— Start Records for the exercise —
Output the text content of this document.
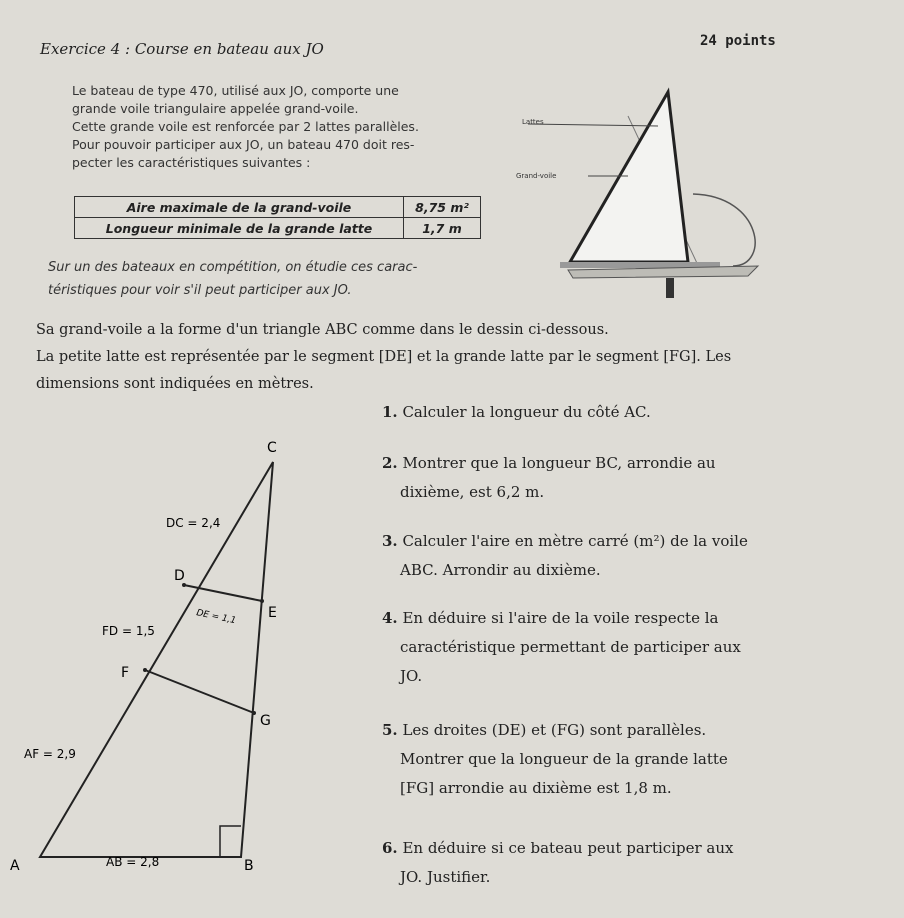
Exercice 4 : Course en bateau aux JO	24 points

Le bateau de type 470, utilisé aux JO, comporte une

grande voile triangulaire appelée grand-voile.

Cette grande voile est renforcée par 2 lattes parallèles.

Pour pouvoir participer aux JO, un bateau 470 doit res-

pecter les caractéristiques suivantes :

Aire maximale de la grand-voile	8,75 m²
Longueur minimale de la grande latte	1,7 m
Lattes
Grand-voile

Sur un des bateaux en compétition, on étudie ces carac-

téristiques pour voir s'il peut participer aux JO.

Sa grand-voile a la forme d'un triangle ABC comme dans le dessin ci-dessous.

La petite latte est représentée par le segment [DE] et la grande latte par le segment [FG]. Les

dimensions sont indiquées en mètres.

C
D
E
F
G
A	B
DC = 2,4
FD = 1,5
DE = 1,1
AF = 2,9
AB = 2,8

1. Calculer la longueur du côté AC.

2. Montrer que la longueur BC, arrondie au

dixième, est 6,2 m.

3. Calculer l'aire en mètre carré (m²) de la voile

ABC. Arrondir au dixième.

4. En déduire si l'aire de la voile respecte la

caractéristique permettant de participer aux

JO.

5. Les droites (DE) et (FG) sont parallèles.

Montrer que la longueur de la grande latte

[FG] arrondie au dixième est 1,8 m.

6. En déduire si ce bateau peut participer aux

JO. Justifier.
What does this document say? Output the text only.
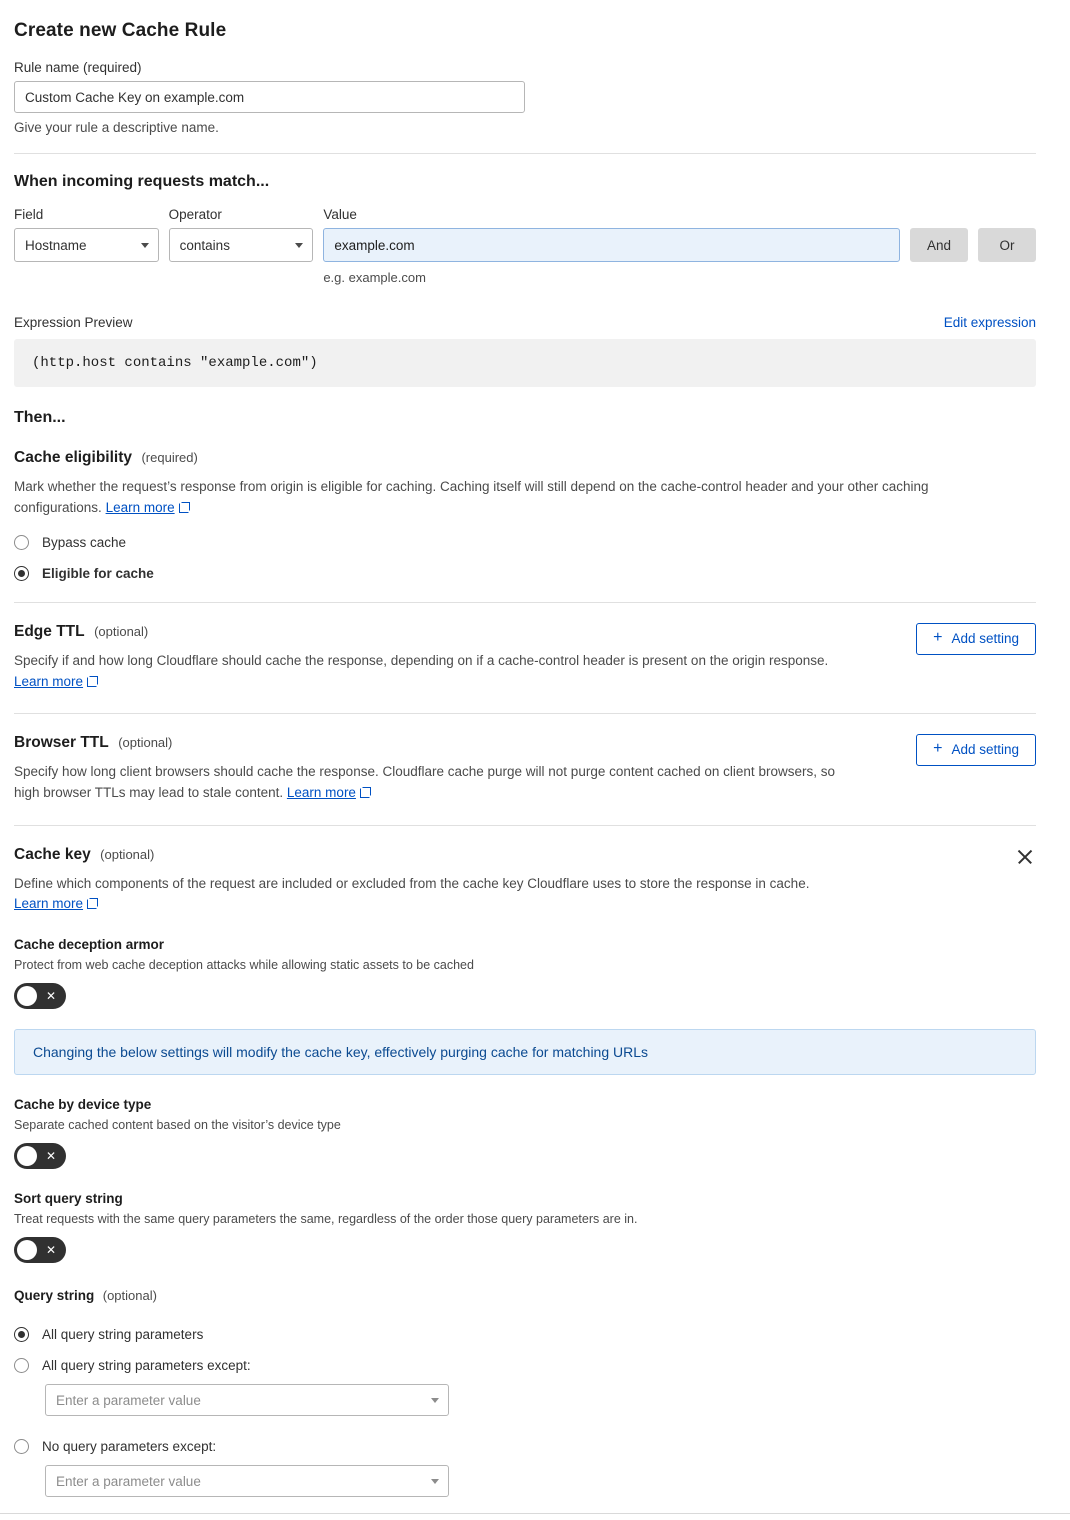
Create new Cache Rule
Rule name (required)
Custom Cache Key on example.com
Give your rule a descriptive name.
When incoming requests match...
Field
Hostname
Operator
contains
Value
example.com
e.g. example.com
And	Or
Expression Preview	Edit expression
(http.host contains "example.com")
Then...
Cache eligibility (required)
Mark whether the request’s response from origin is eligible for caching. Caching itself will still depend on the cache-control header and your other caching configurations. Learn more
Bypass cache
Eligible for cache
Edge TTL (optional)
Specify if and how long Cloudflare should cache the response, depending on if a cache-control header is present on the origin response. Learn more
+ Add setting
Browser TTL (optional)
Specify how long client browsers should cache the response. Cloudflare cache purge will not purge content cached on client browsers, so high browser TTLs may lead to stale content. Learn more
+ Add setting
Cache key (optional)
Define which components of the request are included or excluded from the cache key Cloudflare uses to store the response in cache.
Learn more
Cache deception armor
Protect from web cache deception attacks while allowing static assets to be cached
✕
Changing the below settings will modify the cache key, effectively purging cache for matching URLs
Cache by device type
Separate cached content based on the visitor’s device type
✕
Sort query string
Treat requests with the same query parameters the same, regardless of the order those query parameters are in.
✕
Query string (optional)
All query string parameters
All query string parameters except:
Enter a parameter value
No query parameters except:
Enter a parameter value
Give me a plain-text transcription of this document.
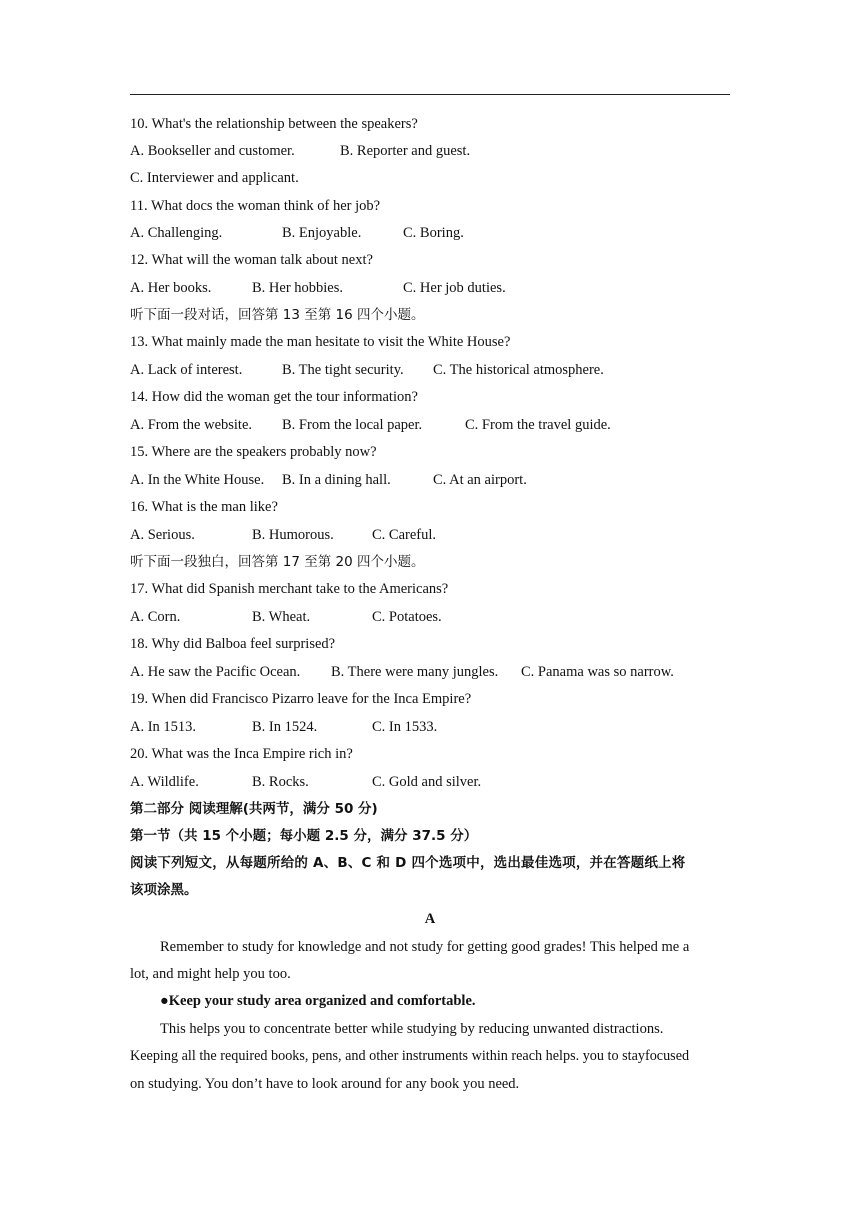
10. What's the relationship between the speakers?
A. Bookseller and customer.	B. Reporter and guest.
C. Interviewer and applicant.
11. What docs the woman think of her job?
A. Challenging.	B. Enjoyable.	C. Boring.
12. What will the woman talk about next?
A. Her books.	B. Her hobbies.	C. Her job duties.
听下面一段对话，回答第 13 至第 16 四个小题。
13. What mainly made the man hesitate to visit the White House?
A. Lack of interest.	B. The tight security. C. The historical atmosphere.
14. How did the woman get the tour information?
A. From the website. B. From the local paper.	C. From the travel guide.
15. Where are the speakers probably now?
A. In the White House. B. In a dining hall.	C. At an airport.
16. What is the man like?
A. Serious.	B. Humorous.	C. Careful.
听下面一段独白，回答第 17 至第 20 四个小题。
17. What did Spanish merchant take to the Americans?
A. Corn.	B. Wheat.	C. Potatoes.
18. Why did Balboa feel surprised?
A. He saw the Pacific Ocean. B. There were many jungles. C. Panama was so narrow.
19. When did Francisco Pizarro leave for the Inca Empire?
A. In 1513.	B. In 1524.	C. In 1533.
20. What was the Inca Empire rich in?
A. Wildlife.	B. Rocks.	C. Gold and silver.
第二部分 阅读理解(共两节，满分 50 分)
第一节（共 15 个小题；每小题 2.5 分，满分 37.5 分）
阅读下列短文，从每题所给的 A、B、C 和 D 四个选项中，选出最佳选项，并在答题纸上将
该项涂黑。
A
Remember to study for knowledge and not study for getting good grades! This helped me a
lot, and might help you too.
●Keep your study area organized and comfortable.
This helps you to concentrate better while studying by reducing unwanted distractions.
Keeping all the required books, pens, and other instruments within reach helps. you to stayfocused
on studying. You don’t have to look around for any book you need.
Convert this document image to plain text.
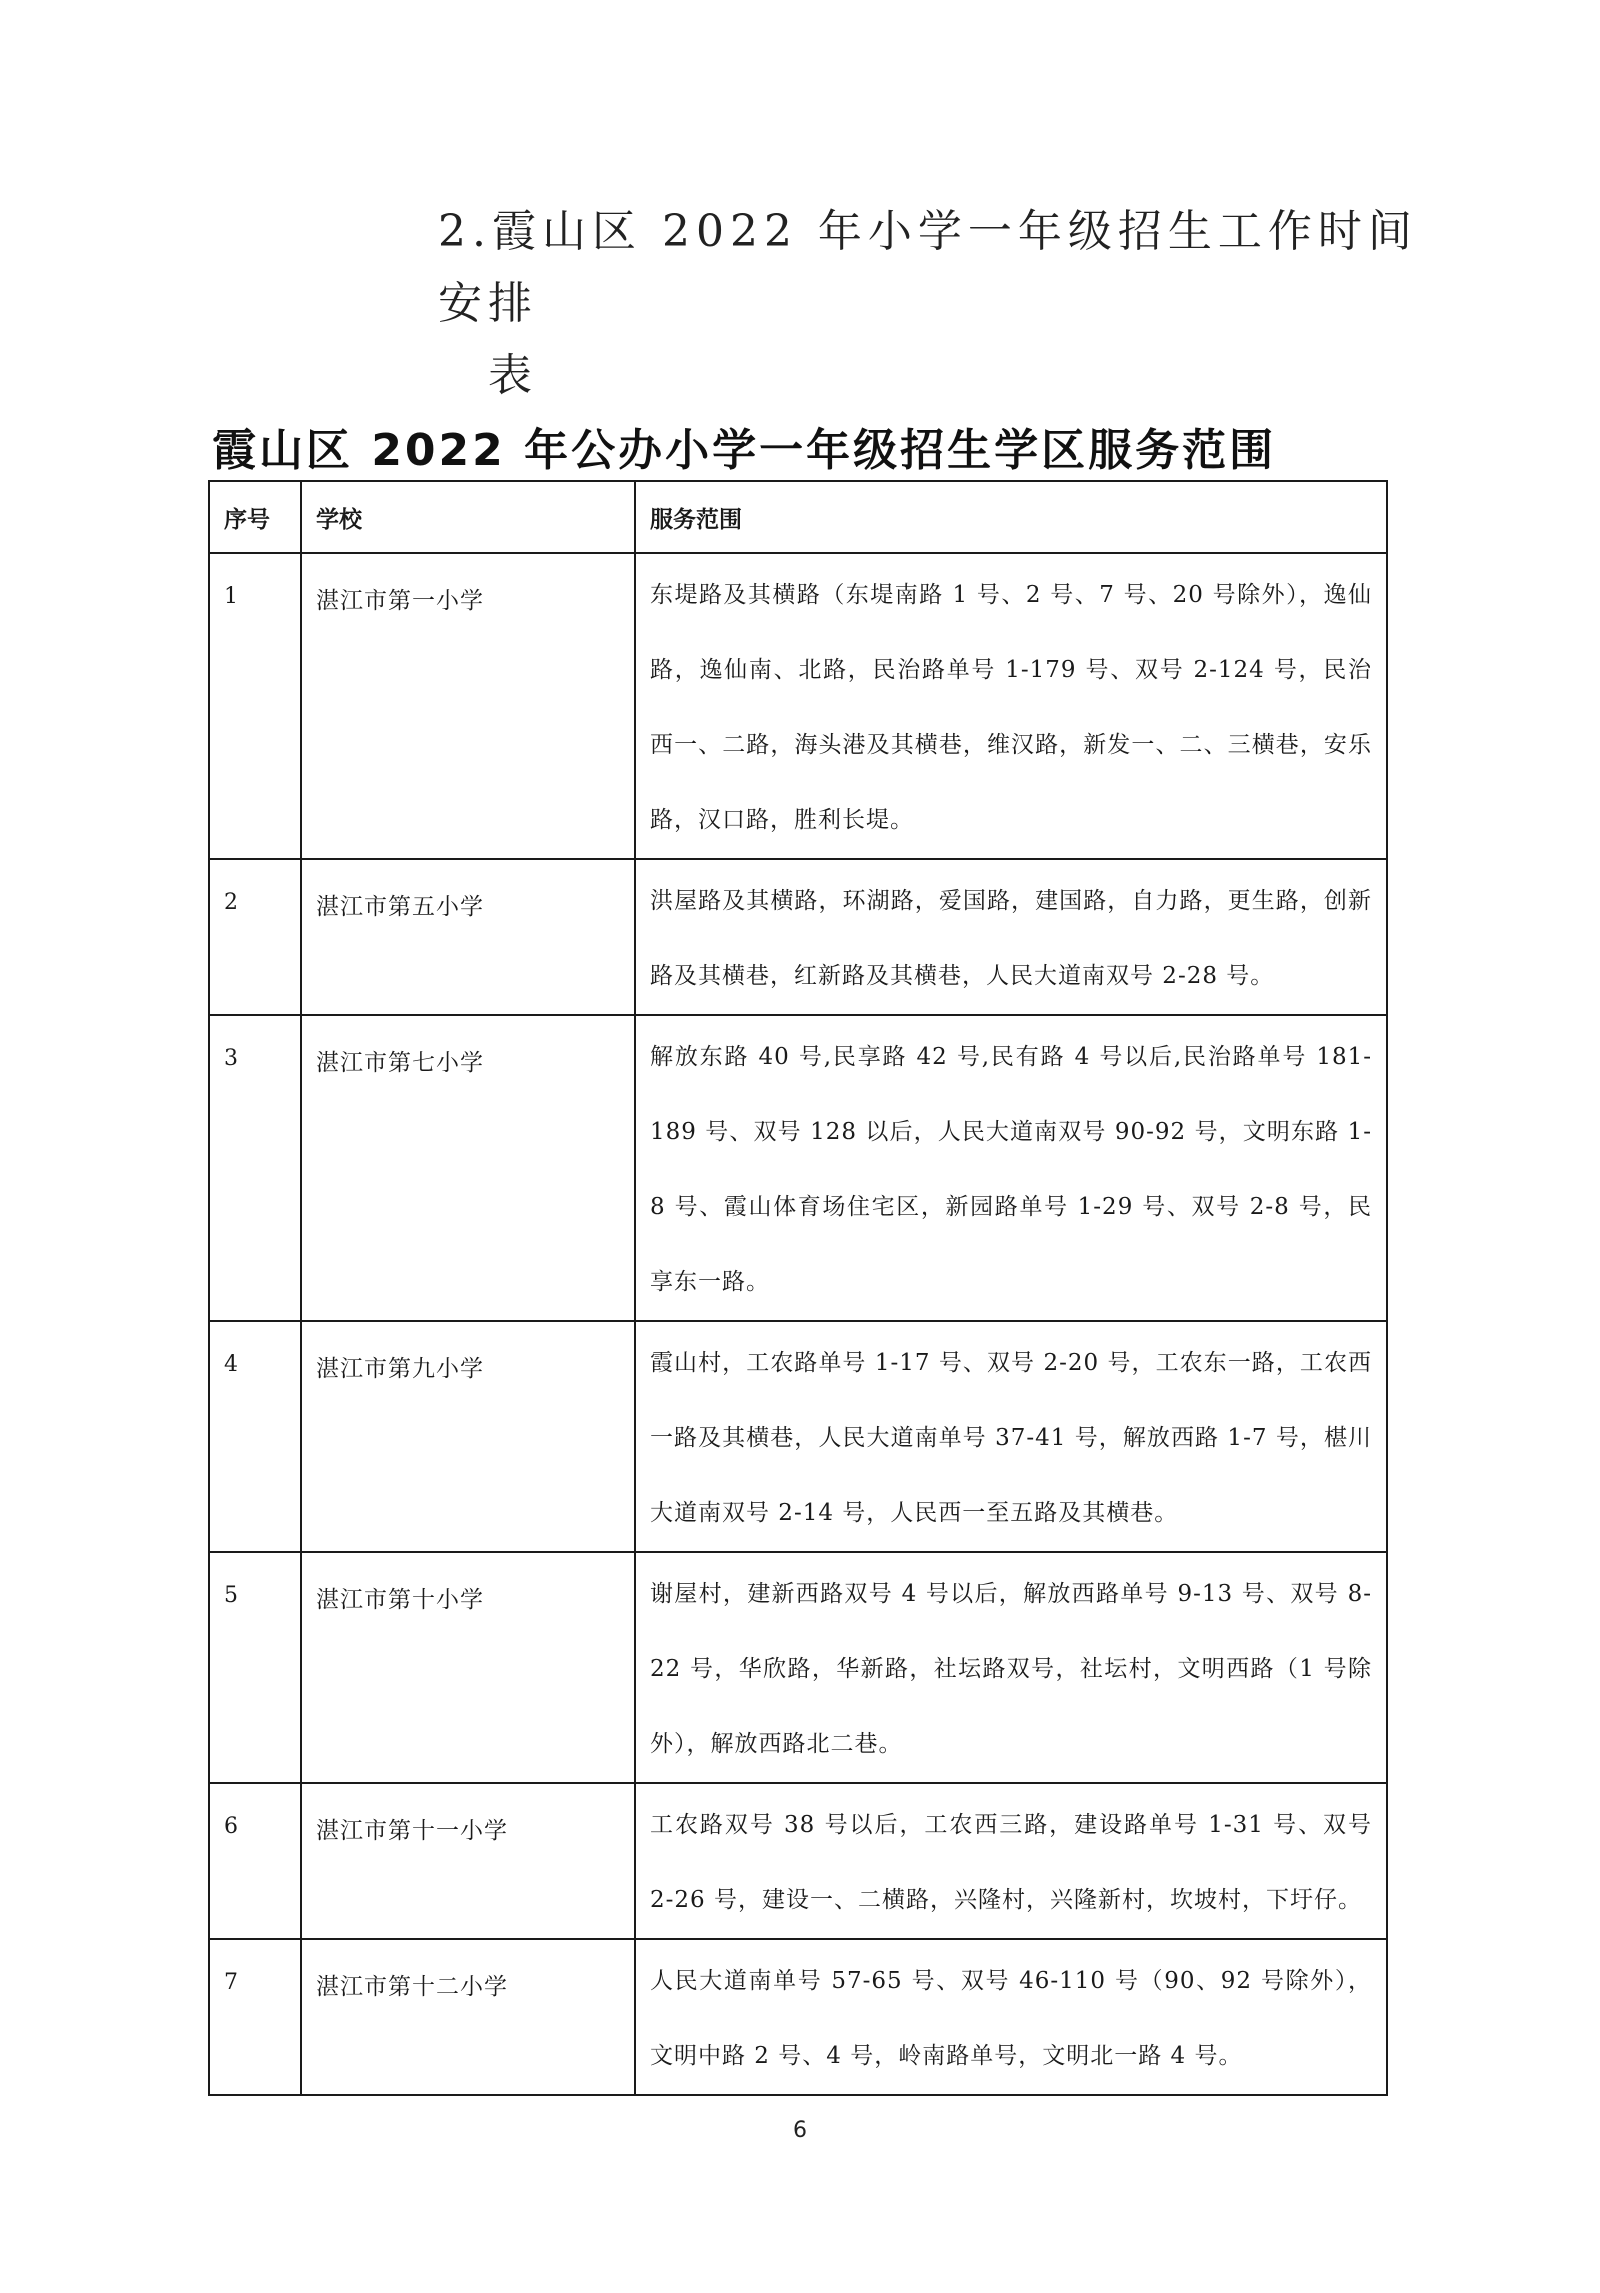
2.霞山区 2022 年小学一年级招生工作时间安排
表
霞山区 2022 年公办小学一年级招生学区服务范围
序号	学校	服务范围
1	湛江市第一小学	东堤路及其横路（东堤南路 1 号、2 号、7 号、20 号除外），逸仙路，逸仙南、北路，民治路单号 1-179 号、双号 2-124 号，民治西一、二路，海头港及其横巷，维汉路，新发一、二、三横巷，安乐路，汉口路，胜利长堤。
2	湛江市第五小学	洪屋路及其横路，环湖路，爱国路，建国路，自力路，更生路，创新路及其横巷，红新路及其横巷，人民大道南双号 2-28 号。
3	湛江市第七小学	解放东路 40 号,民享路 42 号,民有路 4 号以后,民治路单号 181-189 号、双号 128 以后，人民大道南双号 90-92 号，文明东路 1-8 号、霞山体育场住宅区，新园路单号 1-29 号、双号 2-8 号，民享东一路。
4	湛江市第九小学	霞山村，工农路单号 1-17 号、双号 2-20 号，工农东一路，工农西一路及其横巷，人民大道南单号 37-41 号，解放西路 1-7 号，椹川大道南双号 2-14 号，人民西一至五路及其横巷。
5	湛江市第十小学	谢屋村，建新西路双号 4 号以后，解放西路单号 9-13 号、双号 8-22 号，华欣路，华新路，社坛路双号，社坛村，文明西路（1 号除外），解放西路北二巷。
6	湛江市第十一小学	工农路双号 38 号以后，工农西三路，建设路单号 1-31 号、双号 2-26 号，建设一、二横路，兴隆村，兴隆新村，坎坡村，下圩仔。
7	湛江市第十二小学	人民大道南单号 57-65 号、双号 46-110 号（90、92 号除外），文明中路 2 号、4 号，岭南路单号，文明北一路 4 号。
6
— End Records for the exercise —
Report all lines of the data above that include the string "requests".

**Correct response**
When incoming requests match...
Treat requests with the same query parameters the same, regardless of the order those query parameters are in.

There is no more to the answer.